■ **DESCRIPTION OF THE TASK**:
In your copy, leave out the pictures and repeat the entries below exactly.

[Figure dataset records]
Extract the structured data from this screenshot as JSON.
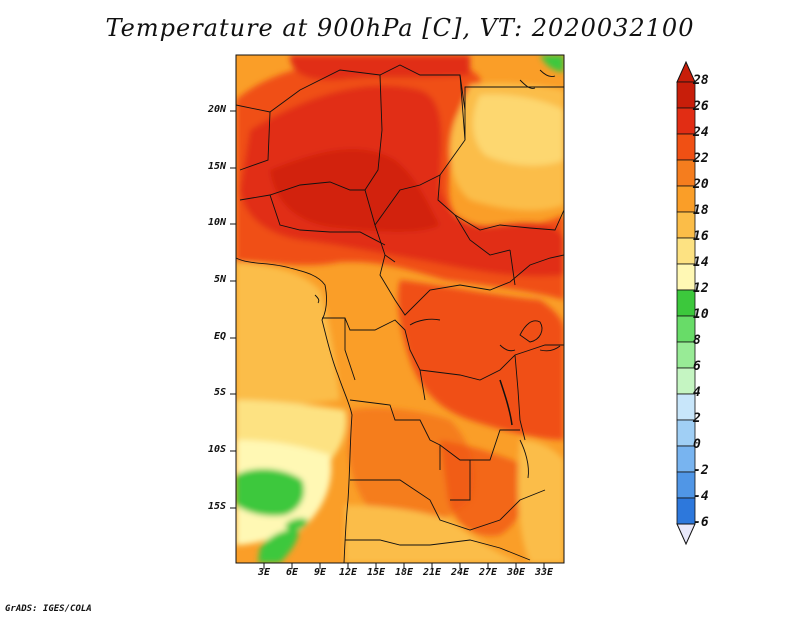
{
  "title": "Temperature at 900hPa [C], VT: 2020032100",
  "credit": "GrADS: IGES/COLA",
  "lat_labels": [
    "20N",
    "15N",
    "10N",
    "5N",
    "EQ",
    "5S",
    "10S",
    "15S"
  ],
  "lon_labels": [
    "3E",
    "6E",
    "9E",
    "12E",
    "15E",
    "18E",
    "21E",
    "24E",
    "27E",
    "30E",
    "33E"
  ],
  "colorbar": {
    "labels": [
      "28",
      "26",
      "24",
      "22",
      "20",
      "18",
      "16",
      "14",
      "12",
      "10",
      "8",
      "6",
      "4",
      "2",
      "0",
      "-2",
      "-4",
      "-6"
    ],
    "colors": [
      "#c81e0a",
      "#e12d14",
      "#f05014",
      "#f57d1e",
      "#fa9e28",
      "#fbbd48",
      "#fde282",
      "#fff8b4",
      "#3cc83c",
      "#68dc68",
      "#98eb96",
      "#c5f5c2",
      "#c8e6fa",
      "#a0cff5",
      "#78b4f0",
      "#5096e6",
      "#2d78dc",
      "#1e5ac8",
      "#143cb4",
      "#0a1e8c"
    ],
    "top_triangle_color": "#c81e0a",
    "bottom_triangle_color": "#e8e8fa"
  }
}
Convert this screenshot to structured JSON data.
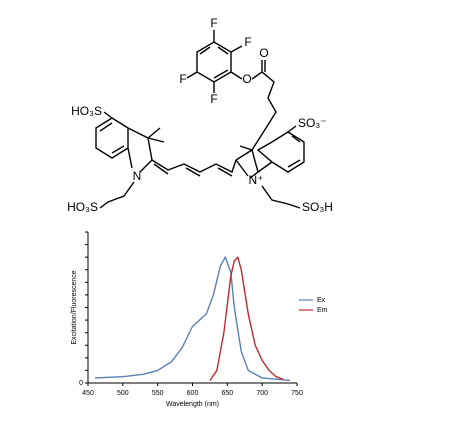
{
  "structure": {
    "atoms": {
      "f1": "F",
      "f2": "F",
      "f3": "F",
      "f4": "F",
      "o1": "O",
      "o2": "O",
      "so3_left": "HO₃S",
      "so3_right": "SO₃⁻",
      "n1": "N",
      "n2": "N⁺",
      "so3h_left": "HO₃S",
      "so3h_right": "SO₃H"
    }
  },
  "chart_data": {
    "type": "line",
    "xlabel": "Wavelength (nm)",
    "ylabel": "Excitation/Fluorescence",
    "xlim": [
      450,
      750
    ],
    "xticks": [
      450,
      500,
      550,
      600,
      650,
      700,
      750
    ],
    "ylim": [
      0,
      1.2
    ],
    "yticks": [
      0
    ],
    "minor_yticks": [
      0.1,
      0.2,
      0.3,
      0.4,
      0.5,
      0.6,
      0.7,
      0.8,
      0.9,
      1.0,
      1.1,
      1.2
    ],
    "legend": "right",
    "series": [
      {
        "name": "Ex",
        "color": "#5b7fb5",
        "x": [
          460,
          500,
          530,
          550,
          570,
          585,
          600,
          610,
          620,
          630,
          640,
          647,
          655,
          660,
          670,
          680,
          700,
          740
        ],
        "values": [
          0.04,
          0.05,
          0.07,
          0.1,
          0.17,
          0.28,
          0.45,
          0.5,
          0.55,
          0.7,
          0.93,
          1.0,
          0.88,
          0.6,
          0.25,
          0.1,
          0.04,
          0.02
        ]
      },
      {
        "name": "Em",
        "color": "#c0282d",
        "x": [
          625,
          635,
          645,
          655,
          660,
          665,
          670,
          680,
          690,
          700,
          710,
          720,
          730
        ],
        "values": [
          0.02,
          0.1,
          0.4,
          0.85,
          0.97,
          1.0,
          0.9,
          0.55,
          0.3,
          0.18,
          0.1,
          0.05,
          0.03
        ]
      }
    ]
  }
}
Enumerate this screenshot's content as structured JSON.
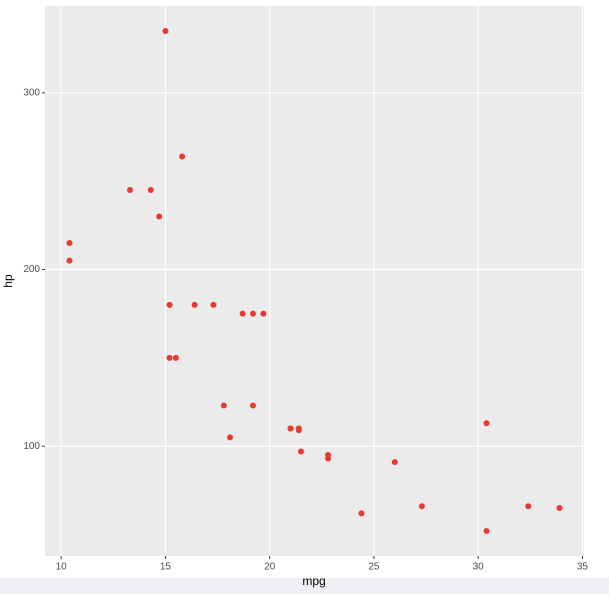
{
  "chart_data": {
    "type": "scatter",
    "x_label": "mpg",
    "y_label": "hp",
    "x": [
      21.0,
      21.0,
      22.8,
      21.4,
      18.7,
      18.1,
      14.3,
      24.4,
      22.8,
      19.2,
      17.8,
      16.4,
      17.3,
      15.2,
      10.4,
      10.4,
      14.7,
      32.4,
      30.4,
      33.9,
      21.5,
      15.5,
      15.2,
      13.3,
      19.2,
      27.3,
      26.0,
      30.4,
      15.8,
      19.7,
      15.0,
      21.4
    ],
    "values": [
      110,
      110,
      93,
      110,
      175,
      105,
      245,
      62,
      95,
      123,
      123,
      180,
      180,
      180,
      205,
      215,
      230,
      66,
      52,
      65,
      97,
      150,
      150,
      245,
      175,
      66,
      91,
      113,
      264,
      175,
      335,
      109
    ],
    "color": "#e8392f",
    "xlim": [
      9.225,
      35.075
    ],
    "ylim": [
      37.85,
      349.15
    ],
    "xticks": [
      10,
      15,
      20,
      25,
      30,
      35
    ],
    "yticks": [
      100,
      200,
      300
    ],
    "grid": true
  }
}
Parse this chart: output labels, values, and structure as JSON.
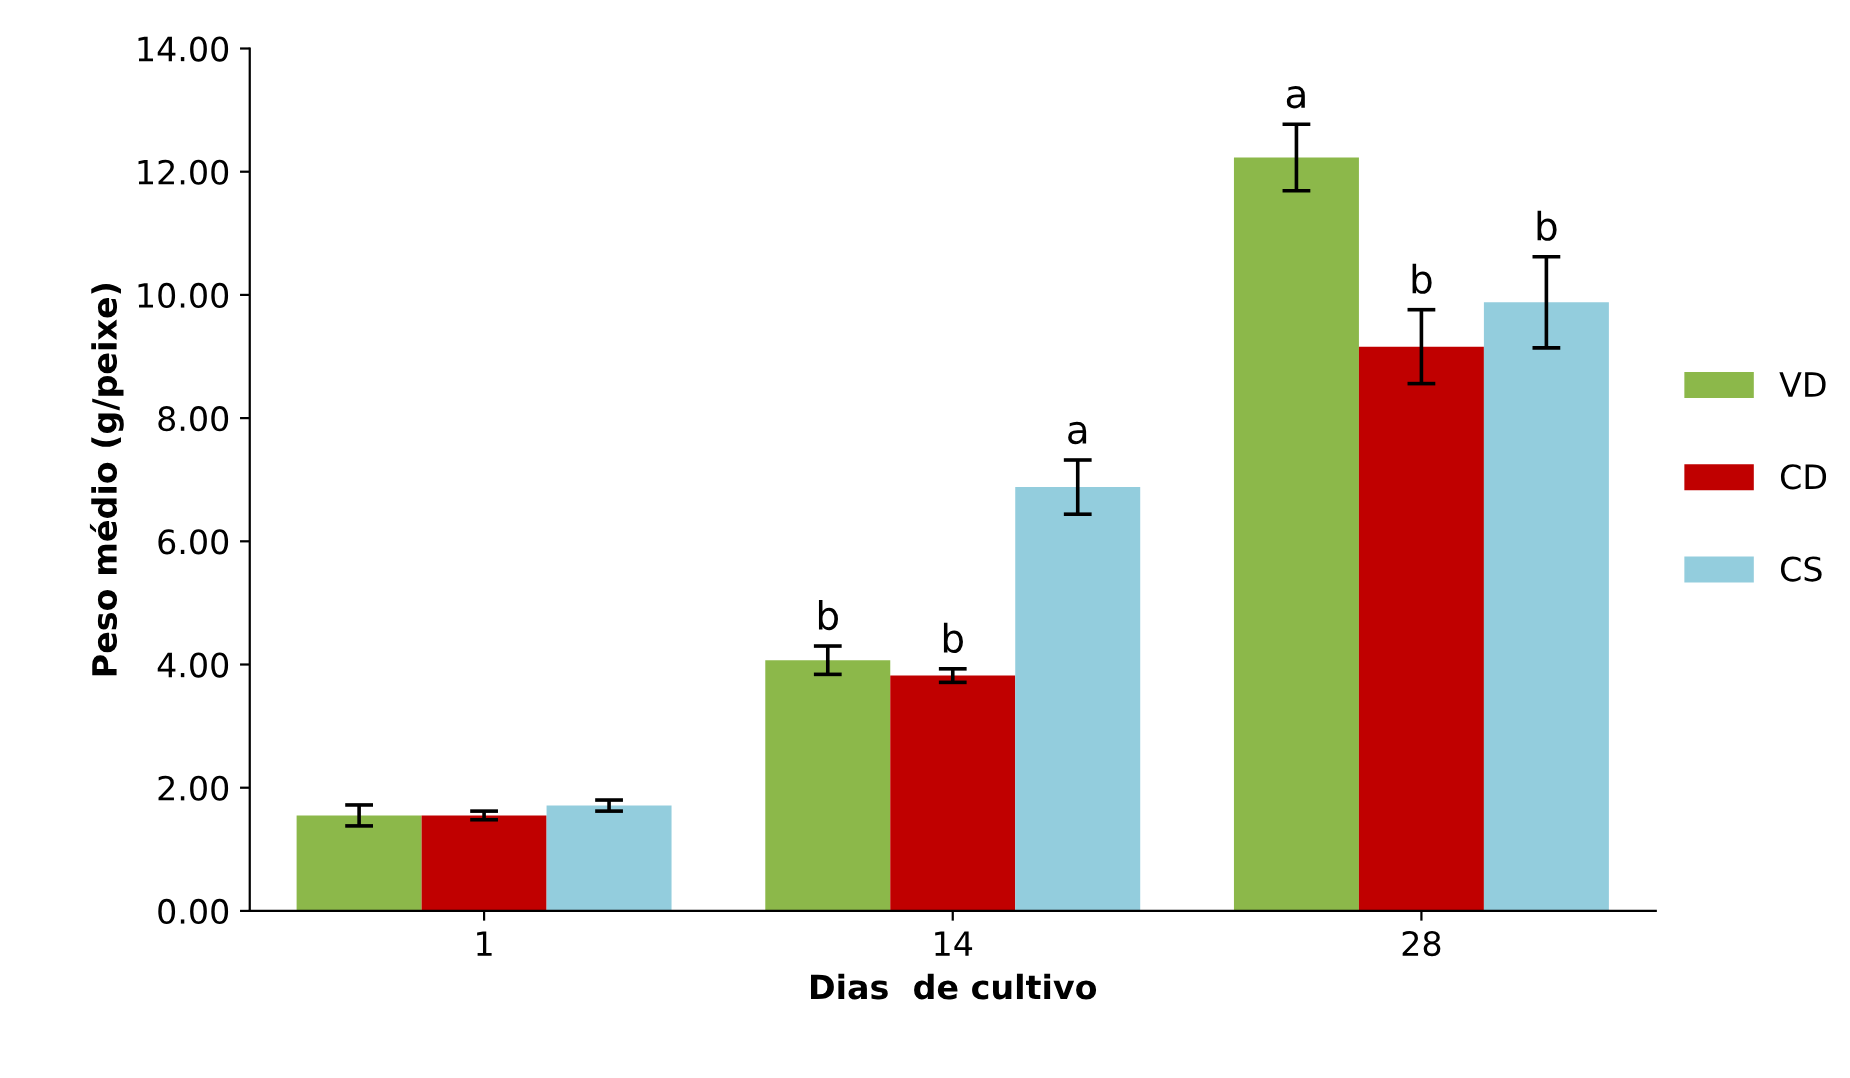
{
  "chart_data": {
    "type": "bar",
    "xlabel": "Dias  de cultivo",
    "ylabel": "Peso médio (g/peixe)",
    "categories": [
      "1",
      "14",
      "28"
    ],
    "series": [
      {
        "name": "VD",
        "color": "#8cb84a",
        "values": [
          1.55,
          4.07,
          12.23
        ],
        "errors": [
          0.17,
          0.23,
          0.54
        ],
        "value_labels": [
          null,
          "b",
          "a"
        ]
      },
      {
        "name": "CD",
        "color": "#c00000",
        "values": [
          1.55,
          3.82,
          9.16
        ],
        "errors": [
          0.07,
          0.11,
          0.6
        ],
        "value_labels": [
          null,
          "b",
          "b"
        ]
      },
      {
        "name": "CS",
        "color": "#93cddd",
        "values": [
          1.71,
          6.88,
          9.88
        ],
        "errors": [
          0.09,
          0.44,
          0.74
        ],
        "value_labels": [
          null,
          "a",
          "b"
        ]
      }
    ],
    "ylim": [
      0,
      14
    ],
    "yticks": [
      {
        "value": 0,
        "label": "0.00"
      },
      {
        "value": 2,
        "label": "2.00"
      },
      {
        "value": 4,
        "label": "4.00"
      },
      {
        "value": 6,
        "label": "6.00"
      },
      {
        "value": 8,
        "label": "8.00"
      },
      {
        "value": 10,
        "label": "10.00"
      },
      {
        "value": 12,
        "label": "12.00"
      },
      {
        "value": 14,
        "label": "14.00"
      }
    ],
    "grid": false,
    "legend": "right"
  }
}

■ **SOLUTION TO THIS EXERCISE**:
Extract the structured data from this screenshot as JSON.
{
  "title": "Temperature at 900hPa [C], VT: 2020032100",
  "credit": "GrADS: IGES/COLA",
  "lat_labels": [
    "20N",
    "15N",
    "10N",
    "5N",
    "EQ",
    "5S",
    "10S",
    "15S"
  ],
  "lon_labels": [
    "3E",
    "6E",
    "9E",
    "12E",
    "15E",
    "18E",
    "21E",
    "24E",
    "27E",
    "30E",
    "33E"
  ],
  "colorbar": {
    "labels": [
      "28",
      "26",
      "24",
      "22",
      "20",
      "18",
      "16",
      "14",
      "12",
      "10",
      "8",
      "6",
      "4",
      "2",
      "0",
      "-2",
      "-4",
      "-6"
    ],
    "colors": [
      "#c81e0a",
      "#e12d14",
      "#f05014",
      "#f57d1e",
      "#fa9e28",
      "#fbbd48",
      "#fde282",
      "#fff8b4",
      "#3cc83c",
      "#68dc68",
      "#98eb96",
      "#c5f5c2",
      "#c8e6fa",
      "#a0cff5",
      "#78b4f0",
      "#5096e6",
      "#2d78dc",
      "#1e5ac8",
      "#143cb4",
      "#0a1e8c"
    ],
    "top_triangle_color": "#c81e0a",
    "bottom_triangle_color": "#e8e8fa"
  }
}
Convert this screenshot to structured JSON data.
{
  "structure": {
    "atoms": {
      "f1": "F",
      "f2": "F",
      "f3": "F",
      "f4": "F",
      "o1": "O",
      "o2": "O",
      "so3_left": "HO₃S",
      "so3_right": "SO₃⁻",
      "n1": "N",
      "n2": "N⁺",
      "so3h_left": "HO₃S",
      "so3h_right": "SO₃H"
    }
  },
  "chart_data": {
    "type": "line",
    "xlabel": "Wavelength (nm)",
    "ylabel": "Excitation/Fluorescence",
    "xlim": [
      450,
      750
    ],
    "xticks": [
      450,
      500,
      550,
      600,
      650,
      700,
      750
    ],
    "ylim": [
      0,
      1.2
    ],
    "yticks": [
      0
    ],
    "minor_yticks": [
      0.1,
      0.2,
      0.3,
      0.4,
      0.5,
      0.6,
      0.7,
      0.8,
      0.9,
      1.0,
      1.1,
      1.2
    ],
    "legend": "right",
    "series": [
      {
        "name": "Ex",
        "color": "#5b7fb5",
        "x": [
          460,
          500,
          530,
          550,
          570,
          585,
          600,
          610,
          620,
          630,
          640,
          647,
          655,
          660,
          670,
          680,
          700,
          740
        ],
        "values": [
          0.04,
          0.05,
          0.07,
          0.1,
          0.17,
          0.28,
          0.45,
          0.5,
          0.55,
          0.7,
          0.93,
          1.0,
          0.88,
          0.6,
          0.25,
          0.1,
          0.04,
          0.02
        ]
      },
      {
        "name": "Em",
        "color": "#c0282d",
        "x": [
          625,
          635,
          645,
          655,
          660,
          665,
          670,
          680,
          690,
          700,
          710,
          720,
          730
        ],
        "values": [
          0.02,
          0.1,
          0.4,
          0.85,
          0.97,
          1.0,
          0.9,
          0.55,
          0.3,
          0.18,
          0.1,
          0.05,
          0.03
        ]
      }
    ]
  }
}
Enumerate this screenshot's content as structured JSON.
{
  "chart_data": {
    "type": "scatter",
    "x_label": "mpg",
    "y_label": "hp",
    "x": [
      21.0,
      21.0,
      22.8,
      21.4,
      18.7,
      18.1,
      14.3,
      24.4,
      22.8,
      19.2,
      17.8,
      16.4,
      17.3,
      15.2,
      10.4,
      10.4,
      14.7,
      32.4,
      30.4,
      33.9,
      21.5,
      15.5,
      15.2,
      13.3,
      19.2,
      27.3,
      26.0,
      30.4,
      15.8,
      19.7,
      15.0,
      21.4
    ],
    "values": [
      110,
      110,
      93,
      110,
      175,
      105,
      245,
      62,
      95,
      123,
      123,
      180,
      180,
      180,
      205,
      215,
      230,
      66,
      52,
      65,
      97,
      150,
      150,
      245,
      175,
      66,
      91,
      113,
      264,
      175,
      335,
      109
    ],
    "color": "#e8392f",
    "xlim": [
      9.225,
      35.075
    ],
    "ylim": [
      37.85,
      349.15
    ],
    "xticks": [
      10,
      15,
      20,
      25,
      30,
      35
    ],
    "yticks": [
      100,
      200,
      300
    ],
    "grid": true
  }
}
Parse this chart: output labels, values, and structure as JSON.
{
  "chart_data": {
    "type": "bar",
    "xlabel": "Dias  de cultivo",
    "ylabel": "Peso médio (g/peixe)",
    "categories": [
      "1",
      "14",
      "28"
    ],
    "series": [
      {
        "name": "VD",
        "color": "#8cb84a",
        "values": [
          1.55,
          4.07,
          12.23
        ],
        "errors": [
          0.17,
          0.23,
          0.54
        ],
        "value_labels": [
          null,
          "b",
          "a"
        ]
      },
      {
        "name": "CD",
        "color": "#c00000",
        "values": [
          1.55,
          3.82,
          9.16
        ],
        "errors": [
          0.07,
          0.11,
          0.6
        ],
        "value_labels": [
          null,
          "b",
          "b"
        ]
      },
      {
        "name": "CS",
        "color": "#93cddd",
        "values": [
          1.71,
          6.88,
          9.88
        ],
        "errors": [
          0.09,
          0.44,
          0.74
        ],
        "value_labels": [
          null,
          "a",
          "b"
        ]
      }
    ],
    "ylim": [
      0,
      14
    ],
    "yticks": [
      {
        "value": 0,
        "label": "0.00"
      },
      {
        "value": 2,
        "label": "2.00"
      },
      {
        "value": 4,
        "label": "4.00"
      },
      {
        "value": 6,
        "label": "6.00"
      },
      {
        "value": 8,
        "label": "8.00"
      },
      {
        "value": 10,
        "label": "10.00"
      },
      {
        "value": 12,
        "label": "12.00"
      },
      {
        "value": 14,
        "label": "14.00"
      }
    ],
    "grid": false,
    "legend": "right"
  }
}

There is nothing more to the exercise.